# Written exercise
Render every entry exactly as it appears.

□ □ □ □

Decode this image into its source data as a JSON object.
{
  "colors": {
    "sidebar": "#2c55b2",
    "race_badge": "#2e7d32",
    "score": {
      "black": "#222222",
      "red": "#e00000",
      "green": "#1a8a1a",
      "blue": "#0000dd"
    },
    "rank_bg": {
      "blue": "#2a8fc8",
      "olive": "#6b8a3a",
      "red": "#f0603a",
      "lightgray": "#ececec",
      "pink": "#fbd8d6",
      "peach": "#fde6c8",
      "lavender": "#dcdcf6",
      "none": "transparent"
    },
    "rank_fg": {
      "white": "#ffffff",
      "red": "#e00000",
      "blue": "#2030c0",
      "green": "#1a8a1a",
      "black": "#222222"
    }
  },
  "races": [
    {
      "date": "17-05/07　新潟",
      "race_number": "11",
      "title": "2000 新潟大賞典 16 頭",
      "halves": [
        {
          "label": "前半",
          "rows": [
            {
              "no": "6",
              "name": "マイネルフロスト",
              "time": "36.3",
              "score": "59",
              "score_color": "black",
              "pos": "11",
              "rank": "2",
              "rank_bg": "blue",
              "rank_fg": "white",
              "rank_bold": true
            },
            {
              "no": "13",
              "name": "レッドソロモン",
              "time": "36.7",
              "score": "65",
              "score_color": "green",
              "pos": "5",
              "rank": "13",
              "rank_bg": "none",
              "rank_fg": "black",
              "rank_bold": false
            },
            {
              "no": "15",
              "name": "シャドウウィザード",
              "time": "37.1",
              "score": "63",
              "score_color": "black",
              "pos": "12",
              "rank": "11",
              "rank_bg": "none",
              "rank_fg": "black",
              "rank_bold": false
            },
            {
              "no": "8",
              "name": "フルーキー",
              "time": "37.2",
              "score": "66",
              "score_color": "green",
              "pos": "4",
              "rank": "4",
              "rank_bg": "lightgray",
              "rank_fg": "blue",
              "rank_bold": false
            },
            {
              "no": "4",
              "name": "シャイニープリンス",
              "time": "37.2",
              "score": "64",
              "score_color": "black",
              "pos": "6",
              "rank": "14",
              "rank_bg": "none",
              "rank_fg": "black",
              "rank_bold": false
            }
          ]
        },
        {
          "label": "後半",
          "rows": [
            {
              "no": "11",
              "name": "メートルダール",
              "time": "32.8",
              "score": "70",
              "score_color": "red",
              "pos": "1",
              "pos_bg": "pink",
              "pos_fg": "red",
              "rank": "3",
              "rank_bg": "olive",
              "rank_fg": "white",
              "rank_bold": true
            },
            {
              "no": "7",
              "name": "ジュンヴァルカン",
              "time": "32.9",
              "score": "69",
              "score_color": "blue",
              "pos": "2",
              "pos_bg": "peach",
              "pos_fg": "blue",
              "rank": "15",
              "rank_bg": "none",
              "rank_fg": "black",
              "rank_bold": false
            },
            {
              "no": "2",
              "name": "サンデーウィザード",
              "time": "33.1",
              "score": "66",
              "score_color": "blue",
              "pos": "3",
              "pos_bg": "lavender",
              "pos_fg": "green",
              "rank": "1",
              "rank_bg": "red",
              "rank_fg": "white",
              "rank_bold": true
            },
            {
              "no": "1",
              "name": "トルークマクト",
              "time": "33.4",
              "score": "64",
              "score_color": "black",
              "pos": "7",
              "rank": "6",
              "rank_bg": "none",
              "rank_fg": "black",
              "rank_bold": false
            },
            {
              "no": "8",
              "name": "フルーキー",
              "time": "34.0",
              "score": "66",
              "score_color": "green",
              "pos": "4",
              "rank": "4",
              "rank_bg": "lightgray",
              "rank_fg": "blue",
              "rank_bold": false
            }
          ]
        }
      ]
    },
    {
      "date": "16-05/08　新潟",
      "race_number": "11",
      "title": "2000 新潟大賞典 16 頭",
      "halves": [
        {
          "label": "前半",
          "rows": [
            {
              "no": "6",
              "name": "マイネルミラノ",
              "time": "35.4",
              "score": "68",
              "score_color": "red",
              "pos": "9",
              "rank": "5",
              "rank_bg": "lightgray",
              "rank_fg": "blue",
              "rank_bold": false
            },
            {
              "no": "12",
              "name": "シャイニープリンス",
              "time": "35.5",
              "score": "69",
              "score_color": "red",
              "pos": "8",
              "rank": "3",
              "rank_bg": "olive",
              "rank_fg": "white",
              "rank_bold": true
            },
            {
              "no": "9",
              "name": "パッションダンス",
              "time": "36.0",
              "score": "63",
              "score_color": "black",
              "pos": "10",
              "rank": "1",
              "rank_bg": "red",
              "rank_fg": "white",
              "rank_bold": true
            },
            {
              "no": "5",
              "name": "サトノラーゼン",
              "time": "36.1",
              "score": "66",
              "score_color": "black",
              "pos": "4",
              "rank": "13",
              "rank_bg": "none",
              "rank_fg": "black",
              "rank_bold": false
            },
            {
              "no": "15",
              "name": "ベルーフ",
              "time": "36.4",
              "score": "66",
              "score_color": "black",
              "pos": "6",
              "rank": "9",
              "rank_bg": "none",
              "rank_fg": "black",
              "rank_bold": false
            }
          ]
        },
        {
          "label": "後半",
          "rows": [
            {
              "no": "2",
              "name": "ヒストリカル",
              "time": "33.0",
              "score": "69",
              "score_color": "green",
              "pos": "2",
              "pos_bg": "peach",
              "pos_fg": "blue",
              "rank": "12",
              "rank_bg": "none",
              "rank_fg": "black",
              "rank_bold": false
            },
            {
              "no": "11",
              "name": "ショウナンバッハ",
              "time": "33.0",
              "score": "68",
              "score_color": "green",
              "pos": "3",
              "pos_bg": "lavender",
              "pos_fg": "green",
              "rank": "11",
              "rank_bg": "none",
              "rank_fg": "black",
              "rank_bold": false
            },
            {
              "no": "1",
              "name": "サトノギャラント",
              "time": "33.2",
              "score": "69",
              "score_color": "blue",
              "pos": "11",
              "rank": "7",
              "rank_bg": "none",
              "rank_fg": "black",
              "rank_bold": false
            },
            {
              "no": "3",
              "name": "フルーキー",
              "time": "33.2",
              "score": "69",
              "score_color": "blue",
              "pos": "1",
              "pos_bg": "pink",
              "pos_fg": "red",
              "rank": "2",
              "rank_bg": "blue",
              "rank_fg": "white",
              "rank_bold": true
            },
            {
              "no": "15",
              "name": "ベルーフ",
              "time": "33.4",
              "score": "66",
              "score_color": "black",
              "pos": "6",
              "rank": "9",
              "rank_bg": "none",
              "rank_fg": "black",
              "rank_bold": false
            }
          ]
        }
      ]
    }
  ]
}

□ □ □ □

# The answer
Decode this image into its source data as a JSON object.
{
  "colors": {
    "sidebar": "#2c55b2",
    "race_badge": "#2e7d32",
    "score": {
      "black": "#222222",
      "red": "#e00000",
      "green": "#1a8a1a",
      "blue": "#0000dd"
    },
    "rank_bg": {
      "blue": "#2a8fc8",
      "olive": "#6b8a3a",
      "red": "#f0603a",
      "lightgray": "#ececec",
      "pink": "#fbd8d6",
      "peach": "#fde6c8",
      "lavender": "#dcdcf6",
      "none": "transparent"
    },
    "rank_fg": {
      "white": "#ffffff",
      "red": "#e00000",
      "blue": "#2030c0",
      "green": "#1a8a1a",
      "black": "#222222"
    }
  },
  "races": [
    {
      "date": "17-05/07　新潟",
      "race_number": "11",
      "title": "2000 新潟大賞典 16 頭",
      "halves": [
        {
          "label": "前半",
          "rows": [
            {
              "no": "6",
              "name": "マイネルフロスト",
              "time": "36.3",
              "score": "59",
              "score_color": "black",
              "pos": "11",
              "rank": "2",
              "rank_bg": "blue",
              "rank_fg": "white",
              "rank_bold": true
            },
            {
              "no": "13",
              "name": "レッドソロモン",
              "time": "36.7",
              "score": "65",
              "score_color": "green",
              "pos": "5",
              "rank": "13",
              "rank_bg": "none",
              "rank_fg": "black",
              "rank_bold": false
            },
            {
              "no": "15",
              "name": "シャドウウィザード",
              "time": "37.1",
              "score": "63",
              "score_color": "black",
              "pos": "12",
              "rank": "11",
              "rank_bg": "none",
              "rank_fg": "black",
              "rank_bold": false
            },
            {
              "no": "8",
              "name": "フルーキー",
              "time": "37.2",
              "score": "66",
              "score_color": "green",
              "pos": "4",
              "rank": "4",
              "rank_bg": "lightgray",
              "rank_fg": "blue",
              "rank_bold": false
            },
            {
              "no": "4",
              "name": "シャイニープリンス",
              "time": "37.2",
              "score": "64",
              "score_color": "black",
              "pos": "6",
              "rank": "14",
              "rank_bg": "none",
              "rank_fg": "black",
              "rank_bold": false
            }
          ]
        },
        {
          "label": "後半",
          "rows": [
            {
              "no": "11",
              "name": "メートルダール",
              "time": "32.8",
              "score": "70",
              "score_color": "red",
              "pos": "1",
              "pos_bg": "pink",
              "pos_fg": "red",
              "rank": "3",
              "rank_bg": "olive",
              "rank_fg": "white",
              "rank_bold": true
            },
            {
              "no": "7",
              "name": "ジュンヴァルカン",
              "time": "32.9",
              "score": "69",
              "score_color": "blue",
              "pos": "2",
              "pos_bg": "peach",
              "pos_fg": "blue",
              "rank": "15",
              "rank_bg": "none",
              "rank_fg": "black",
              "rank_bold": false
            },
            {
              "no": "2",
              "name": "サンデーウィザード",
              "time": "33.1",
              "score": "66",
              "score_color": "blue",
              "pos": "3",
              "pos_bg": "lavender",
              "pos_fg": "green",
              "rank": "1",
              "rank_bg": "red",
              "rank_fg": "white",
              "rank_bold": true
            },
            {
              "no": "1",
              "name": "トルークマクト",
              "time": "33.4",
              "score": "64",
              "score_color": "black",
              "pos": "7",
              "rank": "6",
              "rank_bg": "none",
              "rank_fg": "black",
              "rank_bold": false
            },
            {
              "no": "8",
              "name": "フルーキー",
              "time": "34.0",
              "score": "66",
              "score_color": "green",
              "pos": "4",
              "rank": "4",
              "rank_bg": "lightgray",
              "rank_fg": "blue",
              "rank_bold": false
            }
          ]
        }
      ]
    },
    {
      "date": "16-05/08　新潟",
      "race_number": "11",
      "title": "2000 新潟大賞典 16 頭",
      "halves": [
        {
          "label": "前半",
          "rows": [
            {
              "no": "6",
              "name": "マイネルミラノ",
              "time": "35.4",
              "score": "68",
              "score_color": "red",
              "pos": "9",
              "rank": "5",
              "rank_bg": "lightgray",
              "rank_fg": "blue",
              "rank_bold": false
            },
            {
              "no": "12",
              "name": "シャイニープリンス",
              "time": "35.5",
              "score": "69",
              "score_color": "red",
              "pos": "8",
              "rank": "3",
              "rank_bg": "olive",
              "rank_fg": "white",
              "rank_bold": true
            },
            {
              "no": "9",
              "name": "パッションダンス",
              "time": "36.0",
              "score": "63",
              "score_color": "black",
              "pos": "10",
              "rank": "1",
              "rank_bg": "red",
              "rank_fg": "white",
              "rank_bold": true
            },
            {
              "no": "5",
              "name": "サトノラーゼン",
              "time": "36.1",
              "score": "66",
              "score_color": "black",
              "pos": "4",
              "rank": "13",
              "rank_bg": "none",
              "rank_fg": "black",
              "rank_bold": false
            },
            {
              "no": "15",
              "name": "ベルーフ",
              "time": "36.4",
              "score": "66",
              "score_color": "black",
              "pos": "6",
              "rank": "9",
              "rank_bg": "none",
              "rank_fg": "black",
              "rank_bold": false
            }
          ]
        },
        {
          "label": "後半",
          "rows": [
            {
              "no": "2",
              "name": "ヒストリカル",
              "time": "33.0",
              "score": "69",
              "score_color": "green",
              "pos": "2",
              "pos_bg": "peach",
              "pos_fg": "blue",
              "rank": "12",
              "rank_bg": "none",
              "rank_fg": "black",
              "rank_bold": false
            },
            {
              "no": "11",
              "name": "ショウナンバッハ",
              "time": "33.0",
              "score": "68",
              "score_color": "green",
              "pos": "3",
              "pos_bg": "lavender",
              "pos_fg": "green",
              "rank": "11",
              "rank_bg": "none",
              "rank_fg": "black",
              "rank_bold": false
            },
            {
              "no": "1",
              "name": "サトノギャラント",
              "time": "33.2",
              "score": "69",
              "score_color": "blue",
              "pos": "11",
              "rank": "7",
              "rank_bg": "none",
              "rank_fg": "black",
              "rank_bold": false
            },
            {
              "no": "3",
              "name": "フルーキー",
              "time": "33.2",
              "score": "69",
              "score_color": "blue",
              "pos": "1",
              "pos_bg": "pink",
              "pos_fg": "red",
              "rank": "2",
              "rank_bg": "blue",
              "rank_fg": "white",
              "rank_bold": true
            },
            {
              "no": "15",
              "name": "ベルーフ",
              "time": "33.4",
              "score": "66",
              "score_color": "black",
              "pos": "6",
              "rank": "9",
              "rank_bg": "none",
              "rank_fg": "black",
              "rank_bold": false
            }
          ]
        }
      ]
    }
  ]
}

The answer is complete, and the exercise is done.